Instructions for the task —
In the data below, find each line containing the string "uret" and return it.

Extracted data —
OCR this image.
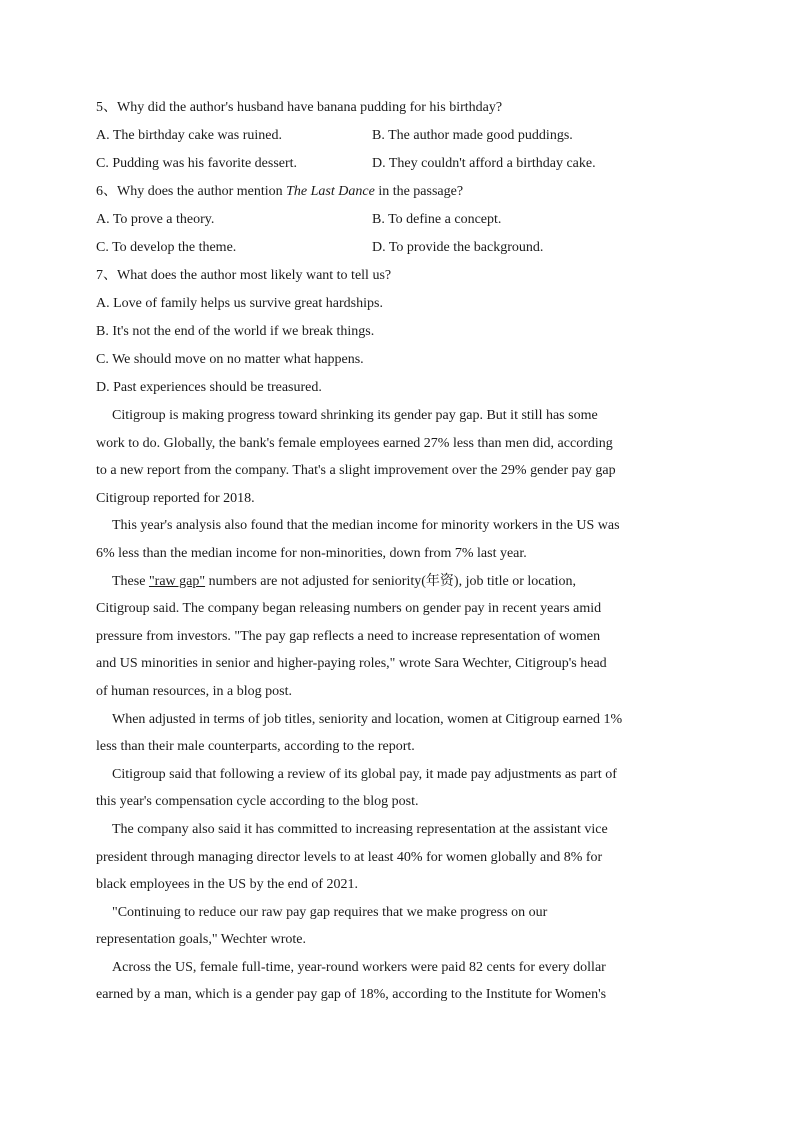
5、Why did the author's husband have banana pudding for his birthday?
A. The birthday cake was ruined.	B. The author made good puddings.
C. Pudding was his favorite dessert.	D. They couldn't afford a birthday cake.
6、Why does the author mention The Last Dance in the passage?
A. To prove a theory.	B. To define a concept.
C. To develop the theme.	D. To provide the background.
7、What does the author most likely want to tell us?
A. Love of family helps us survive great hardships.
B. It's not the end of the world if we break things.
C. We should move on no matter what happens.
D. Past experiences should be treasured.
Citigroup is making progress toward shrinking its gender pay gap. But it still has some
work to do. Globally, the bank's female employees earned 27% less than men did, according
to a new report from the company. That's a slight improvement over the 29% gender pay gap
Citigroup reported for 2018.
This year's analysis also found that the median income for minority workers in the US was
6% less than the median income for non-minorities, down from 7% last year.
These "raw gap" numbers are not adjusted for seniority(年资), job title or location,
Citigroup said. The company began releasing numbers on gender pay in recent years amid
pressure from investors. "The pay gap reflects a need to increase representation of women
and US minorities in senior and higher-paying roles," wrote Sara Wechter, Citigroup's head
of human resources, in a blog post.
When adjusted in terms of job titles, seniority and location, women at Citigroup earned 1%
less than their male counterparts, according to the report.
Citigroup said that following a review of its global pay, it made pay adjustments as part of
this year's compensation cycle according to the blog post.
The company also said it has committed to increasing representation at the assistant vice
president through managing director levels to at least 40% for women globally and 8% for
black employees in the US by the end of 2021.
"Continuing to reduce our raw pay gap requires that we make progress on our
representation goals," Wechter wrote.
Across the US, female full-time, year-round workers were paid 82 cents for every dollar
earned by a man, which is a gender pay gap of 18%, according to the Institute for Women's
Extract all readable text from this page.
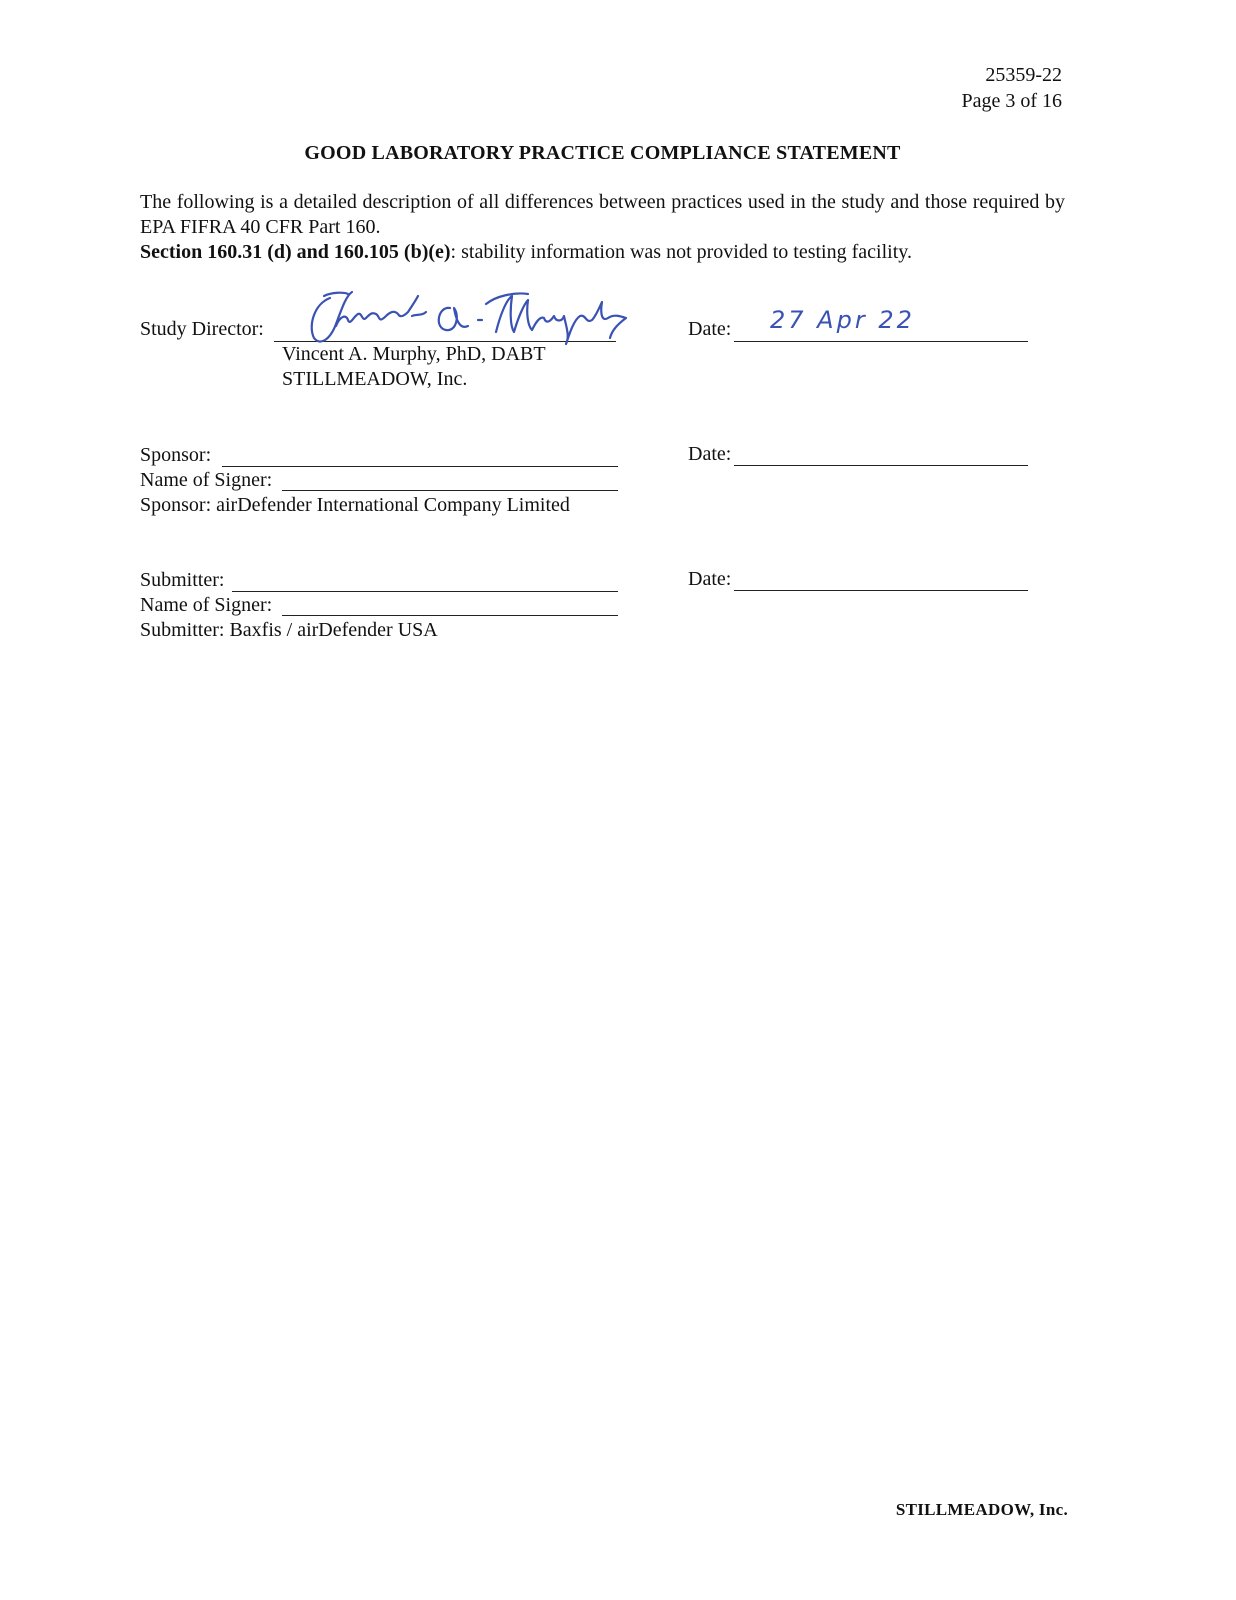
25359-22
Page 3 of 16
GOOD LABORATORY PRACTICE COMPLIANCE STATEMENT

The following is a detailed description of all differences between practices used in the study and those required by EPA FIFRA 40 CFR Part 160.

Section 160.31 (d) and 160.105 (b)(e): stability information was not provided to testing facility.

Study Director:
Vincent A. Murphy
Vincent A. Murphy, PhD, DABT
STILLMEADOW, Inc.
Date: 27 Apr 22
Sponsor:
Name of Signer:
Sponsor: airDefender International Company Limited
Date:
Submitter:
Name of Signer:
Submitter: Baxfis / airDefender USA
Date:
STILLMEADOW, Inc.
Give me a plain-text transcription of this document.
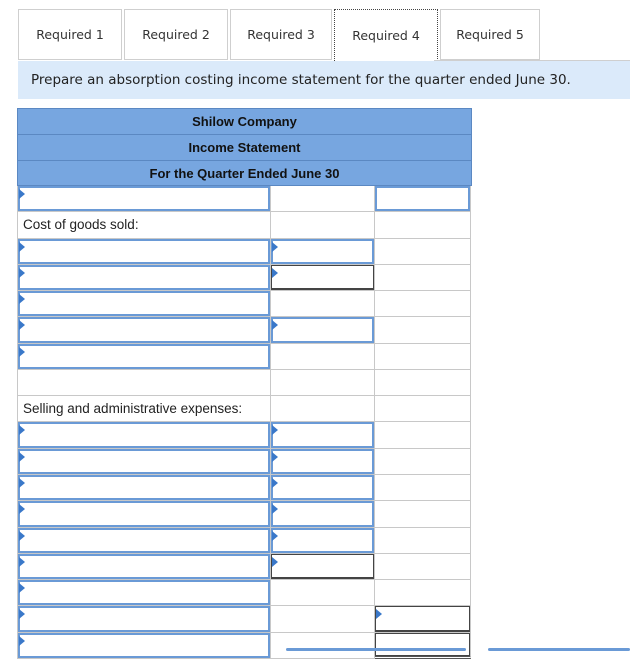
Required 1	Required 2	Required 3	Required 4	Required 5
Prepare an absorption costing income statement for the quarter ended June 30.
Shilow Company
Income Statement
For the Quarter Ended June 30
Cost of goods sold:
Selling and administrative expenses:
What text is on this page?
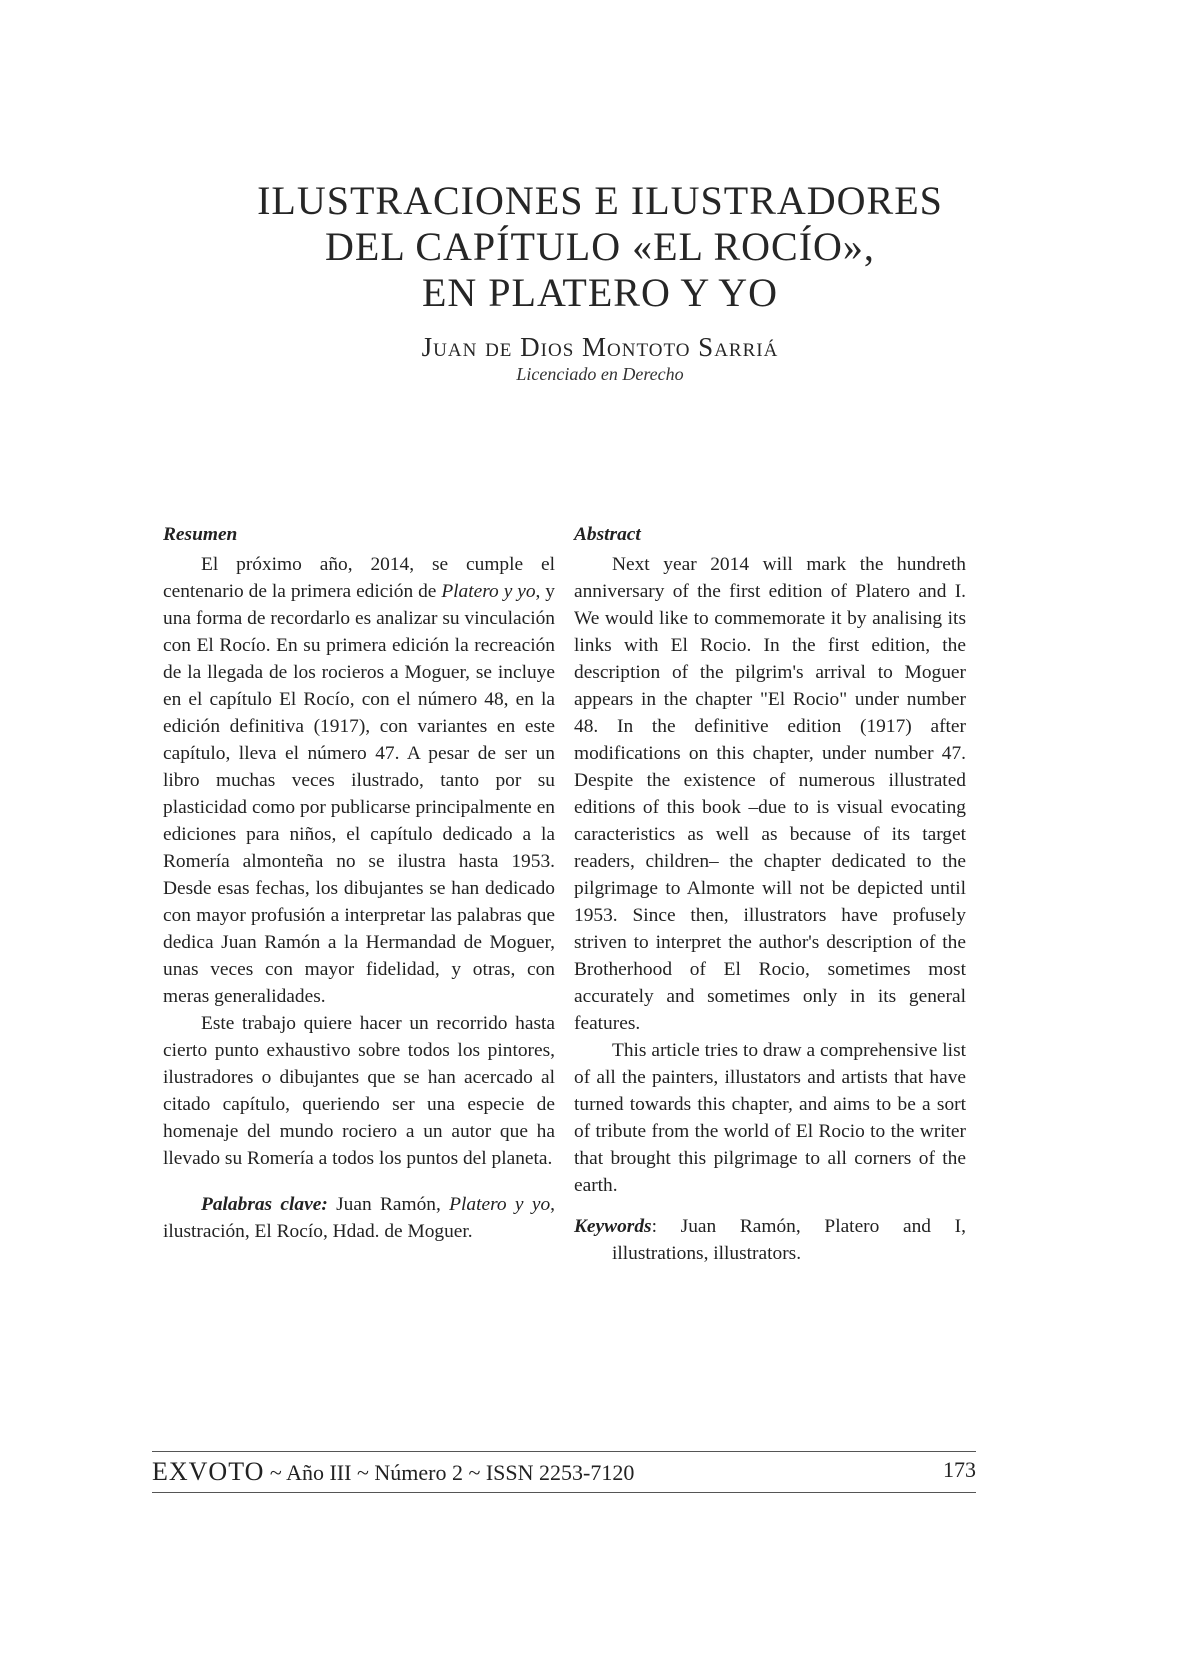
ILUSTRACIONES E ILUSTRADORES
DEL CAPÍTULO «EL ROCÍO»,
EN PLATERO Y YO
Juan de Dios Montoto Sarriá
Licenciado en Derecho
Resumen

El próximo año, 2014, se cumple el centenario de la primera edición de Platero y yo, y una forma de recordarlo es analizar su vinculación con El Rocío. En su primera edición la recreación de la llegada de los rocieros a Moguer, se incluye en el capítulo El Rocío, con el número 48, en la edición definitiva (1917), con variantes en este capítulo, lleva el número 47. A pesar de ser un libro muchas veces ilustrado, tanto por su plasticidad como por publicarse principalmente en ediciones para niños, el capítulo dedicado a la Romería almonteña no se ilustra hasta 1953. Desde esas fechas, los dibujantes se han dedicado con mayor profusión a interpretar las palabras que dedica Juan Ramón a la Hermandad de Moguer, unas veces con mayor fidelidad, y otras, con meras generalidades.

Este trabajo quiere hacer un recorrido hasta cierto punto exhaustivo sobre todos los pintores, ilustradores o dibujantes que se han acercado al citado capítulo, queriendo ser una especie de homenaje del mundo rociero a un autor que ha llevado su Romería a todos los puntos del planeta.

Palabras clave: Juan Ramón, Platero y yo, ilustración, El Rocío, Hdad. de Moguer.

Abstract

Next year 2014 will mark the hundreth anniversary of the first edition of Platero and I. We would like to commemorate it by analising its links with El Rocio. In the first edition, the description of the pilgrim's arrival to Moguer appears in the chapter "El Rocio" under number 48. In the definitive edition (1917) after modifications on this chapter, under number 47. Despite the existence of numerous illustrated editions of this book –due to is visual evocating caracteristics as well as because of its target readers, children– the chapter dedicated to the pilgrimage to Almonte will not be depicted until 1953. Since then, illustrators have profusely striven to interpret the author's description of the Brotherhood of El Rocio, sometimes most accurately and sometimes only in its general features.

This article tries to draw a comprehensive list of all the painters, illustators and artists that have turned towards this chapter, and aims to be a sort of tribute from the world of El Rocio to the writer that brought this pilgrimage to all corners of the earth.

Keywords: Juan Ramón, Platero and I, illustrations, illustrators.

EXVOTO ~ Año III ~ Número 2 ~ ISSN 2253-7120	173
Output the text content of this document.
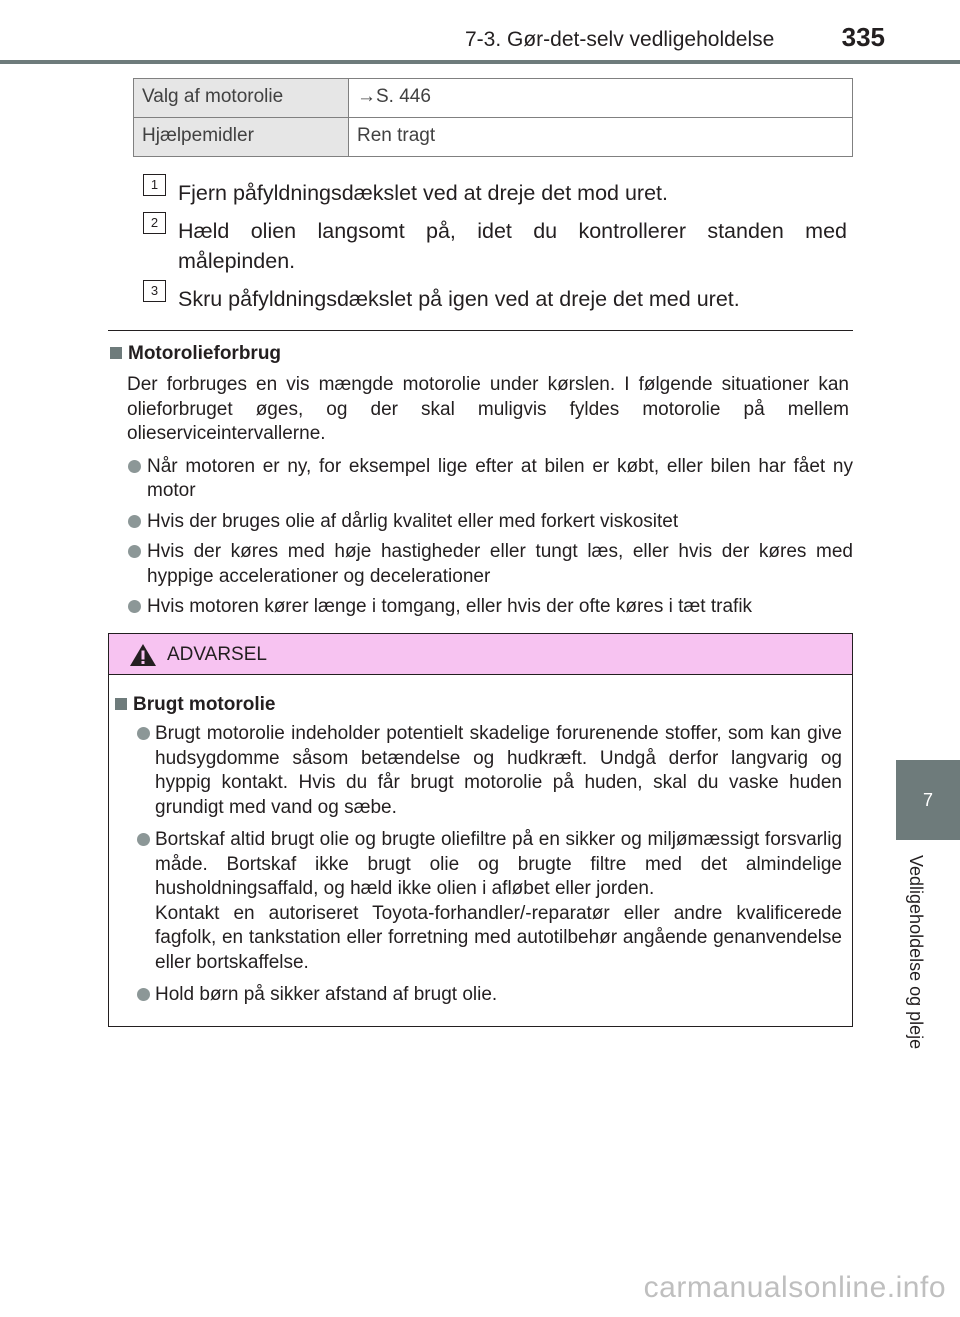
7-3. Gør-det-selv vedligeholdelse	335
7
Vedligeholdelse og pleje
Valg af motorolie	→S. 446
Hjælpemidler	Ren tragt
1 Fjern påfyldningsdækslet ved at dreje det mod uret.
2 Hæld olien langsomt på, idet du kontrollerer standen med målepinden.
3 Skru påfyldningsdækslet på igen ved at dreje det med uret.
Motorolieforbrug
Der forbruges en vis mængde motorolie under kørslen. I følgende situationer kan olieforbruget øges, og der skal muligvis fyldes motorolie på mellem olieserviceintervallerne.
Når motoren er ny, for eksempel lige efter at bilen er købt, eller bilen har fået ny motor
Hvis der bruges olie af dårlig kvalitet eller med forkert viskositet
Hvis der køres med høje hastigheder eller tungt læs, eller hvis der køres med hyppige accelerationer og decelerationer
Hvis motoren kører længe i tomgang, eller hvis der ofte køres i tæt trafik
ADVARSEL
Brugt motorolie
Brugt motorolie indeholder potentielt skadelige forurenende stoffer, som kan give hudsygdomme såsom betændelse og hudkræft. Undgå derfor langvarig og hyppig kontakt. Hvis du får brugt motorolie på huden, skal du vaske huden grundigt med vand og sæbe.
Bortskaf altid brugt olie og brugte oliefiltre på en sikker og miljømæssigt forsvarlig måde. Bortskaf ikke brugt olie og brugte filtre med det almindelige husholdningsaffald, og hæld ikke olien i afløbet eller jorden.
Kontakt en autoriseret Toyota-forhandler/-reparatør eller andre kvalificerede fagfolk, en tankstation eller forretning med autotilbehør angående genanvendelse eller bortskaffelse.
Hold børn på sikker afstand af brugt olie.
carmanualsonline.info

Exercise solution —
1 Fjern påfyldningsdækslet ved at dreje det mod uret.
3 Skru påfyldningsdækslet på igen ved at dreje det med uret.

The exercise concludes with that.